TASK GOAL ▸ Your task is to transcribe all the entries exactly, excluding pictures.

THE INPUT ▸

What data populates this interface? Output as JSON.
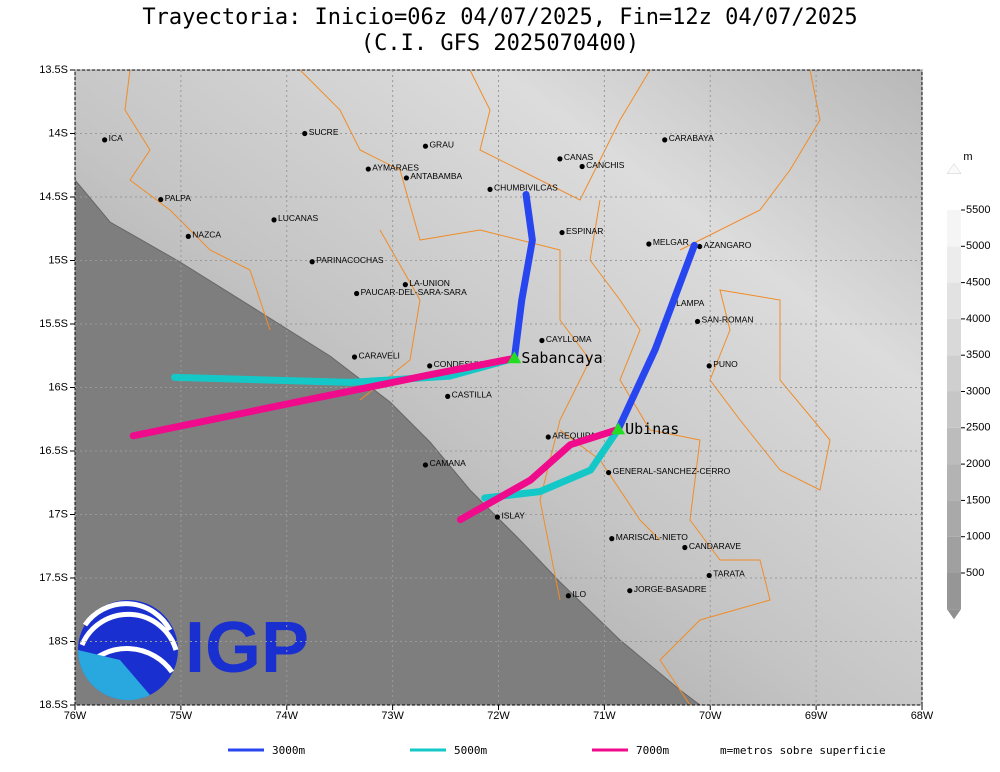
{
  "title": [
    "Trayectoria: Inicio=06z 04/07/2025, Fin=12z 04/07/2025",
    "(C.I. GFS 2025070400)"
  ],
  "map": {
    "xlim": [
      -76,
      -68
    ],
    "ylim": [
      -18.5,
      -13.5
    ],
    "xticks": [
      {
        "value": -76,
        "label": "76W"
      },
      {
        "value": -75,
        "label": "75W"
      },
      {
        "value": -74,
        "label": "74W"
      },
      {
        "value": -73,
        "label": "73W"
      },
      {
        "value": -72,
        "label": "72W"
      },
      {
        "value": -71,
        "label": "71W"
      },
      {
        "value": -70,
        "label": "70W"
      },
      {
        "value": -69,
        "label": "69W"
      },
      {
        "value": -68,
        "label": "68W"
      }
    ],
    "yticks": [
      {
        "value": -13.5,
        "label": "13.5S"
      },
      {
        "value": -14,
        "label": "14S"
      },
      {
        "value": -14.5,
        "label": "14.5S"
      },
      {
        "value": -15,
        "label": "15S"
      },
      {
        "value": -15.5,
        "label": "15.5S"
      },
      {
        "value": -16,
        "label": "16S"
      },
      {
        "value": -16.5,
        "label": "16.5S"
      },
      {
        "value": -17,
        "label": "17S"
      },
      {
        "value": -17.5,
        "label": "17.5S"
      },
      {
        "value": -18,
        "label": "18S"
      },
      {
        "value": -18.5,
        "label": "18.5S"
      }
    ],
    "grid": true
  },
  "places": [
    {
      "name": "ICA",
      "lon": -75.72,
      "lat": -14.05
    },
    {
      "name": "SUCRE",
      "lon": -73.83,
      "lat": -14.0
    },
    {
      "name": "GRAU",
      "lon": -72.69,
      "lat": -14.1
    },
    {
      "name": "AYMARAES",
      "lon": -73.23,
      "lat": -14.28
    },
    {
      "name": "ANTABAMBA",
      "lon": -72.87,
      "lat": -14.35
    },
    {
      "name": "CANAS",
      "lon": -71.42,
      "lat": -14.2
    },
    {
      "name": "CANCHIS",
      "lon": -71.21,
      "lat": -14.26
    },
    {
      "name": "CARABAYA",
      "lon": -70.43,
      "lat": -14.05
    },
    {
      "name": "CHUMBIVILCAS",
      "lon": -72.08,
      "lat": -14.44
    },
    {
      "name": "PALPA",
      "lon": -75.19,
      "lat": -14.52
    },
    {
      "name": "LUCANAS",
      "lon": -74.12,
      "lat": -14.68
    },
    {
      "name": "NAZCA",
      "lon": -74.93,
      "lat": -14.81
    },
    {
      "name": "ESPINAR",
      "lon": -71.4,
      "lat": -14.78
    },
    {
      "name": "MELGAR",
      "lon": -70.58,
      "lat": -14.87
    },
    {
      "name": "AZANGARO",
      "lon": -70.1,
      "lat": -14.89
    },
    {
      "name": "PARINACOCHAS",
      "lon": -73.76,
      "lat": -15.01
    },
    {
      "name": "LA-UNION",
      "lon": -72.88,
      "lat": -15.19
    },
    {
      "name": "PAUCAR-DEL-SARA-SARA",
      "lon": -73.34,
      "lat": -15.26
    },
    {
      "name": "LAMPA",
      "lon": -70.36,
      "lat": -15.35
    },
    {
      "name": "SAN-ROMAN",
      "lon": -70.12,
      "lat": -15.48
    },
    {
      "name": "CAYLLOMA",
      "lon": -71.59,
      "lat": -15.63
    },
    {
      "name": "CARAVELI",
      "lon": -73.36,
      "lat": -15.76
    },
    {
      "name": "CONDESUYOS",
      "lon": -72.65,
      "lat": -15.83
    },
    {
      "name": "PUNO",
      "lon": -70.01,
      "lat": -15.83
    },
    {
      "name": "CASTILLA",
      "lon": -72.48,
      "lat": -16.07
    },
    {
      "name": "AREQUIPA",
      "lon": -71.53,
      "lat": -16.39
    },
    {
      "name": "GENERAL-SANCHEZ-CERRO",
      "lon": -70.96,
      "lat": -16.67
    },
    {
      "name": "CAMANA",
      "lon": -72.69,
      "lat": -16.61
    },
    {
      "name": "ISLAY",
      "lon": -72.01,
      "lat": -17.02
    },
    {
      "name": "MARISCAL-NIETO",
      "lon": -70.93,
      "lat": -17.19
    },
    {
      "name": "CANDARAVE",
      "lon": -70.24,
      "lat": -17.26
    },
    {
      "name": "TARATA",
      "lon": -70.01,
      "lat": -17.48
    },
    {
      "name": "ILO",
      "lon": -71.34,
      "lat": -17.64
    },
    {
      "name": "JORGE-BASADRE",
      "lon": -70.76,
      "lat": -17.6
    }
  ],
  "volcanoes": [
    {
      "name": "Sabancaya",
      "lon": -71.85,
      "lat": -15.77
    },
    {
      "name": "Ubinas",
      "lon": -70.87,
      "lat": -16.33
    }
  ],
  "trajectories": [
    {
      "name": "3000m",
      "color": "#2846f0",
      "tracks": [
        {
          "lon": [
            -71.85,
            -71.78,
            -71.68,
            -71.74
          ],
          "lat": [
            -15.77,
            -15.31,
            -14.84,
            -14.48
          ]
        },
        {
          "lon": [
            -70.87,
            -70.52,
            -70.15
          ],
          "lat": [
            -16.33,
            -15.7,
            -14.88
          ]
        }
      ]
    },
    {
      "name": "5000m",
      "color": "#14c8c8",
      "tracks": [
        {
          "lon": [
            -71.85,
            -72.46,
            -73.4,
            -75.06
          ],
          "lat": [
            -15.77,
            -15.91,
            -15.96,
            -15.92
          ]
        },
        {
          "lon": [
            -70.87,
            -71.13,
            -71.61,
            -72.13
          ],
          "lat": [
            -16.33,
            -16.65,
            -16.82,
            -16.87
          ]
        }
      ]
    },
    {
      "name": "7000m",
      "color": "#f00a8c",
      "tracks": [
        {
          "lon": [
            -71.85,
            -72.65,
            -73.88,
            -75.45
          ],
          "lat": [
            -15.77,
            -15.9,
            -16.11,
            -16.38
          ]
        },
        {
          "lon": [
            -70.87,
            -71.32,
            -71.7,
            -72.36
          ],
          "lat": [
            -16.33,
            -16.45,
            -16.73,
            -17.04
          ]
        }
      ]
    }
  ],
  "legend_note": "m=metros sobre superficie",
  "colorbar": {
    "unit": "m",
    "range": [
      0,
      6000
    ],
    "ticks": [
      500,
      1000,
      1500,
      2000,
      2500,
      3000,
      3500,
      4000,
      4500,
      5000,
      5500
    ]
  },
  "logo": "IGP"
}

IN RESPONSE ▸
What data populates this interface? Output as JSON.
{
  "title": [
    "Trayectoria: Inicio=06z 04/07/2025, Fin=12z 04/07/2025",
    "(C.I. GFS 2025070400)"
  ],
  "map": {
    "xlim": [
      -76,
      -68
    ],
    "ylim": [
      -18.5,
      -13.5
    ],
    "xticks": [
      {
        "value": -76,
        "label": "76W"
      },
      {
        "value": -75,
        "label": "75W"
      },
      {
        "value": -74,
        "label": "74W"
      },
      {
        "value": -73,
        "label": "73W"
      },
      {
        "value": -72,
        "label": "72W"
      },
      {
        "value": -71,
        "label": "71W"
      },
      {
        "value": -70,
        "label": "70W"
      },
      {
        "value": -69,
        "label": "69W"
      },
      {
        "value": -68,
        "label": "68W"
      }
    ],
    "yticks": [
      {
        "value": -13.5,
        "label": "13.5S"
      },
      {
        "value": -14,
        "label": "14S"
      },
      {
        "value": -14.5,
        "label": "14.5S"
      },
      {
        "value": -15,
        "label": "15S"
      },
      {
        "value": -15.5,
        "label": "15.5S"
      },
      {
        "value": -16,
        "label": "16S"
      },
      {
        "value": -16.5,
        "label": "16.5S"
      },
      {
        "value": -17,
        "label": "17S"
      },
      {
        "value": -17.5,
        "label": "17.5S"
      },
      {
        "value": -18,
        "label": "18S"
      },
      {
        "value": -18.5,
        "label": "18.5S"
      }
    ],
    "grid": true
  },
  "places": [
    {
      "name": "ICA",
      "lon": -75.72,
      "lat": -14.05
    },
    {
      "name": "SUCRE",
      "lon": -73.83,
      "lat": -14.0
    },
    {
      "name": "GRAU",
      "lon": -72.69,
      "lat": -14.1
    },
    {
      "name": "AYMARAES",
      "lon": -73.23,
      "lat": -14.28
    },
    {
      "name": "ANTABAMBA",
      "lon": -72.87,
      "lat": -14.35
    },
    {
      "name": "CANAS",
      "lon": -71.42,
      "lat": -14.2
    },
    {
      "name": "CANCHIS",
      "lon": -71.21,
      "lat": -14.26
    },
    {
      "name": "CARABAYA",
      "lon": -70.43,
      "lat": -14.05
    },
    {
      "name": "CHUMBIVILCAS",
      "lon": -72.08,
      "lat": -14.44
    },
    {
      "name": "PALPA",
      "lon": -75.19,
      "lat": -14.52
    },
    {
      "name": "LUCANAS",
      "lon": -74.12,
      "lat": -14.68
    },
    {
      "name": "NAZCA",
      "lon": -74.93,
      "lat": -14.81
    },
    {
      "name": "ESPINAR",
      "lon": -71.4,
      "lat": -14.78
    },
    {
      "name": "MELGAR",
      "lon": -70.58,
      "lat": -14.87
    },
    {
      "name": "AZANGARO",
      "lon": -70.1,
      "lat": -14.89
    },
    {
      "name": "PARINACOCHAS",
      "lon": -73.76,
      "lat": -15.01
    },
    {
      "name": "LA-UNION",
      "lon": -72.88,
      "lat": -15.19
    },
    {
      "name": "PAUCAR-DEL-SARA-SARA",
      "lon": -73.34,
      "lat": -15.26
    },
    {
      "name": "LAMPA",
      "lon": -70.36,
      "lat": -15.35
    },
    {
      "name": "SAN-ROMAN",
      "lon": -70.12,
      "lat": -15.48
    },
    {
      "name": "CAYLLOMA",
      "lon": -71.59,
      "lat": -15.63
    },
    {
      "name": "CARAVELI",
      "lon": -73.36,
      "lat": -15.76
    },
    {
      "name": "CONDESUYOS",
      "lon": -72.65,
      "lat": -15.83
    },
    {
      "name": "PUNO",
      "lon": -70.01,
      "lat": -15.83
    },
    {
      "name": "CASTILLA",
      "lon": -72.48,
      "lat": -16.07
    },
    {
      "name": "AREQUIPA",
      "lon": -71.53,
      "lat": -16.39
    },
    {
      "name": "GENERAL-SANCHEZ-CERRO",
      "lon": -70.96,
      "lat": -16.67
    },
    {
      "name": "CAMANA",
      "lon": -72.69,
      "lat": -16.61
    },
    {
      "name": "ISLAY",
      "lon": -72.01,
      "lat": -17.02
    },
    {
      "name": "MARISCAL-NIETO",
      "lon": -70.93,
      "lat": -17.19
    },
    {
      "name": "CANDARAVE",
      "lon": -70.24,
      "lat": -17.26
    },
    {
      "name": "TARATA",
      "lon": -70.01,
      "lat": -17.48
    },
    {
      "name": "ILO",
      "lon": -71.34,
      "lat": -17.64
    },
    {
      "name": "JORGE-BASADRE",
      "lon": -70.76,
      "lat": -17.6
    }
  ],
  "volcanoes": [
    {
      "name": "Sabancaya",
      "lon": -71.85,
      "lat": -15.77
    },
    {
      "name": "Ubinas",
      "lon": -70.87,
      "lat": -16.33
    }
  ],
  "trajectories": [
    {
      "name": "3000m",
      "color": "#2846f0",
      "tracks": [
        {
          "lon": [
            -71.85,
            -71.78,
            -71.68,
            -71.74
          ],
          "lat": [
            -15.77,
            -15.31,
            -14.84,
            -14.48
          ]
        },
        {
          "lon": [
            -70.87,
            -70.52,
            -70.15
          ],
          "lat": [
            -16.33,
            -15.7,
            -14.88
          ]
        }
      ]
    },
    {
      "name": "5000m",
      "color": "#14c8c8",
      "tracks": [
        {
          "lon": [
            -71.85,
            -72.46,
            -73.4,
            -75.06
          ],
          "lat": [
            -15.77,
            -15.91,
            -15.96,
            -15.92
          ]
        },
        {
          "lon": [
            -70.87,
            -71.13,
            -71.61,
            -72.13
          ],
          "lat": [
            -16.33,
            -16.65,
            -16.82,
            -16.87
          ]
        }
      ]
    },
    {
      "name": "7000m",
      "color": "#f00a8c",
      "tracks": [
        {
          "lon": [
            -71.85,
            -72.65,
            -73.88,
            -75.45
          ],
          "lat": [
            -15.77,
            -15.9,
            -16.11,
            -16.38
          ]
        },
        {
          "lon": [
            -70.87,
            -71.32,
            -71.7,
            -72.36
          ],
          "lat": [
            -16.33,
            -16.45,
            -16.73,
            -17.04
          ]
        }
      ]
    }
  ],
  "legend_note": "m=metros sobre superficie",
  "colorbar": {
    "unit": "m",
    "range": [
      0,
      6000
    ],
    "ticks": [
      500,
      1000,
      1500,
      2000,
      2500,
      3000,
      3500,
      4000,
      4500,
      5000,
      5500
    ]
  },
  "logo": "IGP"
}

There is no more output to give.